Given instruction 1: Copy the rows word for word, from their very first line through the line containing "detail-1-number: 1 bbox=[79, 385, 89, 403]".

Provided text:
---*---
Another great story from Elspeth Eric. Very touching. Also "Sand Castle", "Help Somebody", & "Answer Me" all have the same feel to them.


A man on holiday by the beach exercises his dog by tossing a red Frisbee for it to catch. A young girl comes across him and the two become friends. The girl is friendly and open and invites him around to meet her mother, a set-up, so to speak. The mother is gracious enough and reveals to him that they have suffered a great loss, her son was drowned when the tide came in and swept him out to sea. His sister tried to save him, but could not. There are some references to some kind of extraordinary ability the girl has but not much is ever made of it.


The Red Frisbee my favorite love that


Love this one! Perhaps my favorite! An interesting and enigmatic little story about a mysterious love on a tropical island with an open ending that makes you want to know more!

Scott K

We used to listen to Mystery Theater in the back seat of my parents car all the way home from my grandparents farm every weekend. Even though I was exhausted I would stay awake to listen. If we got home before it was over we'd stay in the car in our driveway until it was over. If we didn't I would have nightmares! LOL! Happy memories from childhood.
---*---
Dataset extract:
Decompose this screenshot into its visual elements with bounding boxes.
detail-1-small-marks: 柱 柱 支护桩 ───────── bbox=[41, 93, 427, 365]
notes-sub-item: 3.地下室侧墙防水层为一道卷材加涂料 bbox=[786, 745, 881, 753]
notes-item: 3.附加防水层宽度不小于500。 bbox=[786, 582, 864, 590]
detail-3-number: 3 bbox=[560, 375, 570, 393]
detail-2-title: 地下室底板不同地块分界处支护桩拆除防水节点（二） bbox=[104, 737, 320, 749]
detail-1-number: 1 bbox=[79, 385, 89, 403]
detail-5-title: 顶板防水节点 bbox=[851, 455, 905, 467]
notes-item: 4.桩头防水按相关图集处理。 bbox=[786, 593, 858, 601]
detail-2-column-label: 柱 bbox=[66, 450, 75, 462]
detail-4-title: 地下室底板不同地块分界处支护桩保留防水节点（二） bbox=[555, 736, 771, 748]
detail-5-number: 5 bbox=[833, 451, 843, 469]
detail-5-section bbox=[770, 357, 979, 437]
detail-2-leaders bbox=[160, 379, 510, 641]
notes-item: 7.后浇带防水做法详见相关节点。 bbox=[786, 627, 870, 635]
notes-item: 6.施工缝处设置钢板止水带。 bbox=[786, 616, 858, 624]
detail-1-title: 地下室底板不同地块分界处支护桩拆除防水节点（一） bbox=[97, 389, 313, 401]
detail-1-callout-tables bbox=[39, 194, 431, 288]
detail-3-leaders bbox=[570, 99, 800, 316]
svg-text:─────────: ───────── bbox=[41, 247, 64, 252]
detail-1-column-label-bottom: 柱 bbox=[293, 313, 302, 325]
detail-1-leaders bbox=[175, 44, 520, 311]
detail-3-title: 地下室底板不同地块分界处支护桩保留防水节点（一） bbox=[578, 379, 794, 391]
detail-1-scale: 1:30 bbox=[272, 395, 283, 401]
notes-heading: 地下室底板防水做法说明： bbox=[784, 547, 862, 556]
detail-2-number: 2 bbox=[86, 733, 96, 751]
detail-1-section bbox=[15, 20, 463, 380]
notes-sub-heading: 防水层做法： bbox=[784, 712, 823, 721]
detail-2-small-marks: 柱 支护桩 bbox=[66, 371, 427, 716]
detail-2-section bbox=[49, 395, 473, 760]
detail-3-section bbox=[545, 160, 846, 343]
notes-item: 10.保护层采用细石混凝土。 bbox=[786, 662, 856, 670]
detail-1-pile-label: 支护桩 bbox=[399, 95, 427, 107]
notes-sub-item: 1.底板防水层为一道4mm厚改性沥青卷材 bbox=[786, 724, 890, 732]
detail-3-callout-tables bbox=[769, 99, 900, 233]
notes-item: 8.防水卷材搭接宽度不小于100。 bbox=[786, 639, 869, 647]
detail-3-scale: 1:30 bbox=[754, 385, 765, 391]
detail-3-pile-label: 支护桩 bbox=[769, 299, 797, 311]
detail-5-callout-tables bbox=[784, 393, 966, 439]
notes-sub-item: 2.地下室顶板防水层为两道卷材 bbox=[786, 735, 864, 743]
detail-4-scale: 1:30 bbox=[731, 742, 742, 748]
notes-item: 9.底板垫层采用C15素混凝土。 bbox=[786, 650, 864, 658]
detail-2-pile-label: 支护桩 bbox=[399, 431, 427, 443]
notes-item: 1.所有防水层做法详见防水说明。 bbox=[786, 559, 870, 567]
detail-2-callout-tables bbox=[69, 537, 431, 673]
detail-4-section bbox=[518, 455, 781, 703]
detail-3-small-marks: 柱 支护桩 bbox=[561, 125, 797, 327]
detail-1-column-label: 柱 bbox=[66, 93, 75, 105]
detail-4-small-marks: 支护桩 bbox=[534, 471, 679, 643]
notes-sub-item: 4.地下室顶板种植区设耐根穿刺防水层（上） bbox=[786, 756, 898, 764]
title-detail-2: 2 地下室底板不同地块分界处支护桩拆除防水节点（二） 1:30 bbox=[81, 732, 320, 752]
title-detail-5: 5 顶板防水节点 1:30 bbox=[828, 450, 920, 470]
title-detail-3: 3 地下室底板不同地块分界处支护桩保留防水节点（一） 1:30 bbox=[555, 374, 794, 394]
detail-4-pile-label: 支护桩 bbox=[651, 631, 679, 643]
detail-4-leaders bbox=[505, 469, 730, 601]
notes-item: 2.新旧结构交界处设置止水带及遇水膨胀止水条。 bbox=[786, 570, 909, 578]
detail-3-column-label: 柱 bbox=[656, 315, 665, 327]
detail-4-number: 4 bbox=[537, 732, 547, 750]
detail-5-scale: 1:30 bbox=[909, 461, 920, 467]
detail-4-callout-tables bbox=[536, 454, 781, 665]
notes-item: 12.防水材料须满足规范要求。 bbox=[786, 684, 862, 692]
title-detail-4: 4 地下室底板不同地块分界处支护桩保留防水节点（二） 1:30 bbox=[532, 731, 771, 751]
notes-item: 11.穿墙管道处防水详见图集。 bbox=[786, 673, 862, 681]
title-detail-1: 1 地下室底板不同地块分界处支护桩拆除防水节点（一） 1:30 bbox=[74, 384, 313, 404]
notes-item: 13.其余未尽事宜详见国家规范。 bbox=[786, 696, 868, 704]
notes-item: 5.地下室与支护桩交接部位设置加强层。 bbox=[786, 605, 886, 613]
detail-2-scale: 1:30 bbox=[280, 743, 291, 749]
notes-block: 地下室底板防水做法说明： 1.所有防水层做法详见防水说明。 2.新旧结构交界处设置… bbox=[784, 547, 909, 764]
---*---
Given instruction 2: According to the provided text, how did the mother's son die?

Full answer 1:
Decompose this screenshot into its visual elements with bounding boxes.
detail-1-small-marks: 柱 柱 支护桩 ───────── bbox=[41, 93, 427, 365]
notes-sub-item: 3.地下室侧墙防水层为一道卷材加涂料 bbox=[786, 745, 881, 753]
notes-item: 3.附加防水层宽度不小于500。 bbox=[786, 582, 864, 590]
detail-3-number: 3 bbox=[560, 375, 570, 393]
detail-2-title: 地下室底板不同地块分界处支护桩拆除防水节点（二） bbox=[104, 737, 320, 749]
detail-1-number: 1 bbox=[79, 385, 89, 403]

Full answer 2: He drowned when the tide came in and swept him out to sea.